-- Start Records --

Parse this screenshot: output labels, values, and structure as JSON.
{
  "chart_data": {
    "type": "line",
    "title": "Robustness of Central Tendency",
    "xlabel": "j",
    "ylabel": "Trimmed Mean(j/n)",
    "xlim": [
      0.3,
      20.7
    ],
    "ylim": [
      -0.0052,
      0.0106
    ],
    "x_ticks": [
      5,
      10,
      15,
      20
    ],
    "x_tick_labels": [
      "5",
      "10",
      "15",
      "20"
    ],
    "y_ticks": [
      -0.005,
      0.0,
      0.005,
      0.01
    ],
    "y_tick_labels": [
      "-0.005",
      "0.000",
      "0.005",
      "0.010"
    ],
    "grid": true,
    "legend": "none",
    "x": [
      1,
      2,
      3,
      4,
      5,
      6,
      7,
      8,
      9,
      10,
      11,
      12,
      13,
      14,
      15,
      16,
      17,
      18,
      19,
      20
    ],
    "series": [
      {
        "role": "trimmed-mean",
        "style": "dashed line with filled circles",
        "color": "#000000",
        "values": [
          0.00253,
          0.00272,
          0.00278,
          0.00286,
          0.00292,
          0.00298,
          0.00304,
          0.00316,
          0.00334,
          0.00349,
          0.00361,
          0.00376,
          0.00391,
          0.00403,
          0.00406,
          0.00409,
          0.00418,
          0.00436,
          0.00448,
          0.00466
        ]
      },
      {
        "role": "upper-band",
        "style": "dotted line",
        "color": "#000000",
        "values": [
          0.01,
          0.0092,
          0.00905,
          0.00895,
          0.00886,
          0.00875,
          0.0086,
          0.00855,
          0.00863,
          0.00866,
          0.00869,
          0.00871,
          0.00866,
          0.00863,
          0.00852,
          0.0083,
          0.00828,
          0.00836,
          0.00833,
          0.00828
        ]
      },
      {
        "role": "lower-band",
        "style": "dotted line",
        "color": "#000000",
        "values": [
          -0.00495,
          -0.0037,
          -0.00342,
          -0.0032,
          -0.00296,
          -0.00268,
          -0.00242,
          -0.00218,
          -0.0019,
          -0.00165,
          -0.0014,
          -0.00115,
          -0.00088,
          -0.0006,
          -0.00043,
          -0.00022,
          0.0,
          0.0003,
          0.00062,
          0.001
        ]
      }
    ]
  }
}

-- End Records --

In the listing above, locate each line with "role" and copy it.

Right answer:
        "role": "trimmed-mean",
        "role": "upper-band",
        "role": "lower-band",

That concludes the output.